» **RECORDS FOR THE EXERCISE**:
-- start --

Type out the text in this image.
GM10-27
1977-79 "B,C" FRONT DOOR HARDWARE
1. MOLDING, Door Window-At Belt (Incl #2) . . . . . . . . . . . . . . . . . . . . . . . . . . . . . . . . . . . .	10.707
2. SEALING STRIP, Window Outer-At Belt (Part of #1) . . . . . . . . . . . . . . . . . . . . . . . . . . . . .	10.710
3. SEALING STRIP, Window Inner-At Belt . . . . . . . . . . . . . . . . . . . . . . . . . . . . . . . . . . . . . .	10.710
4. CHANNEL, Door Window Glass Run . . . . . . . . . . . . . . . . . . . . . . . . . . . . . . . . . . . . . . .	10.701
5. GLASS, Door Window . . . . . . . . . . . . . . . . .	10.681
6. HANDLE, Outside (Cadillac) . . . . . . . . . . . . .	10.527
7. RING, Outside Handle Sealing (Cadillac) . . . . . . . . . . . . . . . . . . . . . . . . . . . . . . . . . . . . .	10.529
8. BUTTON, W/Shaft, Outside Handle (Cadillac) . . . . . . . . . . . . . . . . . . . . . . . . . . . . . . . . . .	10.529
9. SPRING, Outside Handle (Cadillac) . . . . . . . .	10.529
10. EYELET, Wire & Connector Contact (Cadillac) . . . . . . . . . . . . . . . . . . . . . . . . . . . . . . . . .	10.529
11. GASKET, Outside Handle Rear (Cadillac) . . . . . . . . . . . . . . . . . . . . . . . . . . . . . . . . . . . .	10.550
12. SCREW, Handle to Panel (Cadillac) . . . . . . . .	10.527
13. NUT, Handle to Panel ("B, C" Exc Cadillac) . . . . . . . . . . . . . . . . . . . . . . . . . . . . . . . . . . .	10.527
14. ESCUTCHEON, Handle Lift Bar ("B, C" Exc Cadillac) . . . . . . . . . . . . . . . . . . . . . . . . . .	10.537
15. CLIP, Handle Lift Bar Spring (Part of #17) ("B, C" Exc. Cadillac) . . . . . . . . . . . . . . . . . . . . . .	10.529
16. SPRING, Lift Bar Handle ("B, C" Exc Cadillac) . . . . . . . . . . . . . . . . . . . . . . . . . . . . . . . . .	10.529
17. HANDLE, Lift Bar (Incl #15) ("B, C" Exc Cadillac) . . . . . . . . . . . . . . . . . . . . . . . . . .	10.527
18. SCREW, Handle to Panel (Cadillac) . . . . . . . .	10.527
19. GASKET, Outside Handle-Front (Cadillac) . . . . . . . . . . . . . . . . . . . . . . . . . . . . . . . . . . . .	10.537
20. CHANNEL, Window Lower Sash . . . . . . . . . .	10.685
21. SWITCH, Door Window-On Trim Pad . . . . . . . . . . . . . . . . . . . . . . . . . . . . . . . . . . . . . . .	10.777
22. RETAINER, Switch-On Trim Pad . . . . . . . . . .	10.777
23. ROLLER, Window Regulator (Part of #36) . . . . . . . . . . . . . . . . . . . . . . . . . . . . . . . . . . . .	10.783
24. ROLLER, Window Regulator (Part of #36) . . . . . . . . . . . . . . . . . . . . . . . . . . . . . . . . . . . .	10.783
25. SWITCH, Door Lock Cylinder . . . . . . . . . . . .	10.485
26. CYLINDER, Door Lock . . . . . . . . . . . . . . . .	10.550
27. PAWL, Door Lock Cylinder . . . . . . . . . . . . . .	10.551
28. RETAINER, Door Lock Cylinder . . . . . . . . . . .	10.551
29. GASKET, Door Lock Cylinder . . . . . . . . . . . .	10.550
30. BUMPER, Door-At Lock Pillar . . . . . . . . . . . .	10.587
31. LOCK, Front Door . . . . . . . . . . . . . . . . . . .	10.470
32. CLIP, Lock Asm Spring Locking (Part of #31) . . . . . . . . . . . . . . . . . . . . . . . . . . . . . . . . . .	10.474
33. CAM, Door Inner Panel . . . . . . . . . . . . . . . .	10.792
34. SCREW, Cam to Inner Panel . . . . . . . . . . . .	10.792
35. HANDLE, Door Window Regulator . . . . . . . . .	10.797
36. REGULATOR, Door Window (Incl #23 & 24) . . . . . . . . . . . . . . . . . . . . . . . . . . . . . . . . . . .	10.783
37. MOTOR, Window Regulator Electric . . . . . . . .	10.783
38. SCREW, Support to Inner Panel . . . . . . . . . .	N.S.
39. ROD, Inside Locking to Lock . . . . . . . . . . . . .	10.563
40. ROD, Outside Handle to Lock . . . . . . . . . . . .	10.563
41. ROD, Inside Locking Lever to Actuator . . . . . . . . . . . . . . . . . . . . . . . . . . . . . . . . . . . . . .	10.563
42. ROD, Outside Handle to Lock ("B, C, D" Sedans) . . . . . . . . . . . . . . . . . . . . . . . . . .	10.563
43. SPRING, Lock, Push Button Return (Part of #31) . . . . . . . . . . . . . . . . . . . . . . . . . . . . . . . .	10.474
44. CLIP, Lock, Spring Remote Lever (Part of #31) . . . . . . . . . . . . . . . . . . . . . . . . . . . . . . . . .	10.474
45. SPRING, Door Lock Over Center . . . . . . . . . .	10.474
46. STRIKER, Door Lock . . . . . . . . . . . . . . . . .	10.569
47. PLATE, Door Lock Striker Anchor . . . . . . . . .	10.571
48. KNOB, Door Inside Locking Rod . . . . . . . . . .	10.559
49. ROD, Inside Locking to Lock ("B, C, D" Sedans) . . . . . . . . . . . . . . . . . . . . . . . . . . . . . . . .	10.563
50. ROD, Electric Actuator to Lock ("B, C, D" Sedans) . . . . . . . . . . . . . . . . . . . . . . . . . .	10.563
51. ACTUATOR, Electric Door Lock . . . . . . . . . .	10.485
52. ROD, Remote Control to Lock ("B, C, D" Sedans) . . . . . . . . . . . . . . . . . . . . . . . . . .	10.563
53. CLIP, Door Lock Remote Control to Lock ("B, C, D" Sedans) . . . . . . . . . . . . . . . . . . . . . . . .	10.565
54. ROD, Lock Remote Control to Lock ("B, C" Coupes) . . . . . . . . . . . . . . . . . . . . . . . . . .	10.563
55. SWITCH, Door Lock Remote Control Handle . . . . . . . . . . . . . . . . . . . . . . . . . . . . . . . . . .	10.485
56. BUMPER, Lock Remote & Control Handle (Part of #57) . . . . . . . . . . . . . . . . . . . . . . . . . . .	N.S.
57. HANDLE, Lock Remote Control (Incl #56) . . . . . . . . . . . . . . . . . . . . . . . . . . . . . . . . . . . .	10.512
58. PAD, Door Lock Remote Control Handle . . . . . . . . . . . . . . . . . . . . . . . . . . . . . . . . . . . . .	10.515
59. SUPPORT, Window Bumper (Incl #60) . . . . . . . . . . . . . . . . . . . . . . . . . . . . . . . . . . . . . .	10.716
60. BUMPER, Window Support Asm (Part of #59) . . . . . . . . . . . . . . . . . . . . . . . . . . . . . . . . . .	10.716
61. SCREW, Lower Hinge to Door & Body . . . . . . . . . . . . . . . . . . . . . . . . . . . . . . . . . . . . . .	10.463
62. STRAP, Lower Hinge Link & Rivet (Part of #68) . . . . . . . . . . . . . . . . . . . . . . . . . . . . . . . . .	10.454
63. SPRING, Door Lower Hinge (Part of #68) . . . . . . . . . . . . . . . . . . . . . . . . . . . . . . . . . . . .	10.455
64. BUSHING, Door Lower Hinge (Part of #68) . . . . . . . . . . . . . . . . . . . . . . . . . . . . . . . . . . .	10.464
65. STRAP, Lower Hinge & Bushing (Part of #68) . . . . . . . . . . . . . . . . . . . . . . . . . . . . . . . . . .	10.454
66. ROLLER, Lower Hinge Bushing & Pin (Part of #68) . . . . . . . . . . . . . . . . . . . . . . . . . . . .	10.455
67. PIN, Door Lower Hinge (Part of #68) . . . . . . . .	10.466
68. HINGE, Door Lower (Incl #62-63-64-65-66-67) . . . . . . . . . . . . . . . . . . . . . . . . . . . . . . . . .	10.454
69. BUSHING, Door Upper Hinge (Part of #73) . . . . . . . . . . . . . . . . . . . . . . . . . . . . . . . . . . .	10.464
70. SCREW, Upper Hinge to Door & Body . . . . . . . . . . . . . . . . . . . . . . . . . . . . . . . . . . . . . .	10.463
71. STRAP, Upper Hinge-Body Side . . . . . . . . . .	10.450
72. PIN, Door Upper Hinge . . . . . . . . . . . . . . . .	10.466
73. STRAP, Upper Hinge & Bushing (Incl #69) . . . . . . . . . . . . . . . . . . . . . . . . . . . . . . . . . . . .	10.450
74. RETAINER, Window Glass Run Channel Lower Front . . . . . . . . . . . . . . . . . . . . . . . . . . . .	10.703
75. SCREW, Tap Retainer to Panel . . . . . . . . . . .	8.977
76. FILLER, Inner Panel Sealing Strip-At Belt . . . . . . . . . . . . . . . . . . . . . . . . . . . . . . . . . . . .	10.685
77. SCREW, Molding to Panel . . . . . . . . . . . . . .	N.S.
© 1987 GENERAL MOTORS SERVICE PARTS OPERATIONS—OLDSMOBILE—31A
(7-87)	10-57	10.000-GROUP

-- end --

» **PROBLEM STATEMENT**:
Look through the material above and pick out each line holding the word "Body".

» **THE COMPLETED TASK**:
61. SCREW, Lower Hinge to Door & Body . . . . . . . . . . . . . . . . . . . . . . . . . . . . . . . . . . . . . .	10.463
70. SCREW, Upper Hinge to Door & Body . . . . . . . . . . . . . . . . . . . . . . . . . . . . . . . . . . . . . .	10.463
71. STRAP, Upper Hinge-Body Side . . . . . . . . . .	10.450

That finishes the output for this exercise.